Dataset listings of figures
--------

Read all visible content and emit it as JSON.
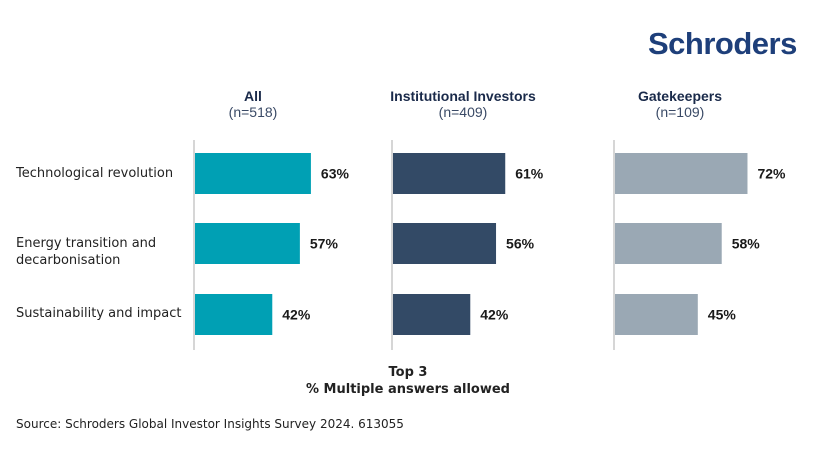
{
  "logo": "Schroders",
  "chart_data": {
    "type": "bar",
    "orientation": "horizontal",
    "categories": [
      "Technological revolution",
      "Energy transition and decarbonisation",
      "Sustainability and impact"
    ],
    "category_lines": [
      [
        "Technological revolution"
      ],
      [
        "Energy transition and",
        "decarbonisation"
      ],
      [
        "Sustainability and impact"
      ]
    ],
    "series": [
      {
        "name": "All",
        "n_label": "(n=518)",
        "color": "#00a0b4",
        "values": [
          63,
          57,
          42
        ],
        "labels": [
          "63%",
          "57%",
          "42%"
        ]
      },
      {
        "name": "Institutional Investors",
        "n_label": "(n=409)",
        "color": "#334a66",
        "values": [
          61,
          56,
          42
        ],
        "labels": [
          "61%",
          "56%",
          "42%"
        ]
      },
      {
        "name": "Gatekeepers",
        "n_label": "(n=109)",
        "color": "#9aa8b4",
        "values": [
          72,
          58,
          45
        ],
        "labels": [
          "72%",
          "58%",
          "45%"
        ]
      }
    ],
    "xlim": [
      0,
      100
    ],
    "grid": false,
    "note_line1": "Top 3",
    "note_line2": "% Multiple answers allowed"
  },
  "source": "Source: Schroders Global Investor Insights Survey 2024. 613055"
}
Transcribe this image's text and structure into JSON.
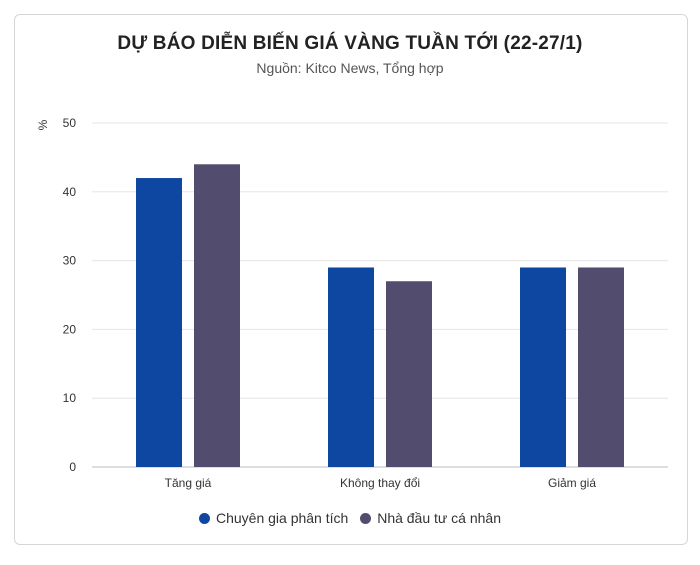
{
  "chart_data": {
    "type": "bar",
    "title": "DỰ BÁO DIỄN BIẾN GIÁ VÀNG TUẦN TỚI (22-27/1)",
    "subtitle": "Nguồn: Kitco News, Tổng hợp",
    "ylabel": "%",
    "ylim": [
      0,
      50
    ],
    "yticks": [
      0,
      10,
      20,
      30,
      40,
      50
    ],
    "grid": true,
    "legend_position": "bottom",
    "categories": [
      "Tăng giá",
      "Không thay đổi",
      "Giảm giá"
    ],
    "series": [
      {
        "name": "Chuyên gia phân tích",
        "color": "#0d47a1",
        "values": [
          42,
          29,
          29
        ]
      },
      {
        "name": "Nhà đầu tư cá nhân",
        "color": "#524d6e",
        "values": [
          44,
          27,
          29
        ]
      }
    ]
  }
}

--------

Each line above is to be copied verbatim. Drop any image from the copy.

_RESPONSE BELOW_.
Read all visible content and emit it as JSON.
{
  "logo": "Schroders",
  "chart_data": {
    "type": "bar",
    "orientation": "horizontal",
    "categories": [
      "Technological revolution",
      "Energy transition and decarbonisation",
      "Sustainability and impact"
    ],
    "category_lines": [
      [
        "Technological revolution"
      ],
      [
        "Energy transition and",
        "decarbonisation"
      ],
      [
        "Sustainability and impact"
      ]
    ],
    "series": [
      {
        "name": "All",
        "n_label": "(n=518)",
        "color": "#00a0b4",
        "values": [
          63,
          57,
          42
        ],
        "labels": [
          "63%",
          "57%",
          "42%"
        ]
      },
      {
        "name": "Institutional Investors",
        "n_label": "(n=409)",
        "color": "#334a66",
        "values": [
          61,
          56,
          42
        ],
        "labels": [
          "61%",
          "56%",
          "42%"
        ]
      },
      {
        "name": "Gatekeepers",
        "n_label": "(n=109)",
        "color": "#9aa8b4",
        "values": [
          72,
          58,
          45
        ],
        "labels": [
          "72%",
          "58%",
          "45%"
        ]
      }
    ],
    "xlim": [
      0,
      100
    ],
    "grid": false,
    "note_line1": "Top 3",
    "note_line2": "% Multiple answers allowed"
  },
  "source": "Source: Schroders Global Investor Insights Survey 2024. 613055"
}
Transcribe this image's text and structure into JSON.
{
  "chart_data": {
    "type": "bar",
    "title": "DỰ BÁO DIỄN BIẾN GIÁ VÀNG TUẦN TỚI (22-27/1)",
    "subtitle": "Nguồn: Kitco News, Tổng hợp",
    "ylabel": "%",
    "ylim": [
      0,
      50
    ],
    "yticks": [
      0,
      10,
      20,
      30,
      40,
      50
    ],
    "grid": true,
    "legend_position": "bottom",
    "categories": [
      "Tăng giá",
      "Không thay đổi",
      "Giảm giá"
    ],
    "series": [
      {
        "name": "Chuyên gia phân tích",
        "color": "#0d47a1",
        "values": [
          42,
          29,
          29
        ]
      },
      {
        "name": "Nhà đầu tư cá nhân",
        "color": "#524d6e",
        "values": [
          44,
          27,
          29
        ]
      }
    ]
  }
}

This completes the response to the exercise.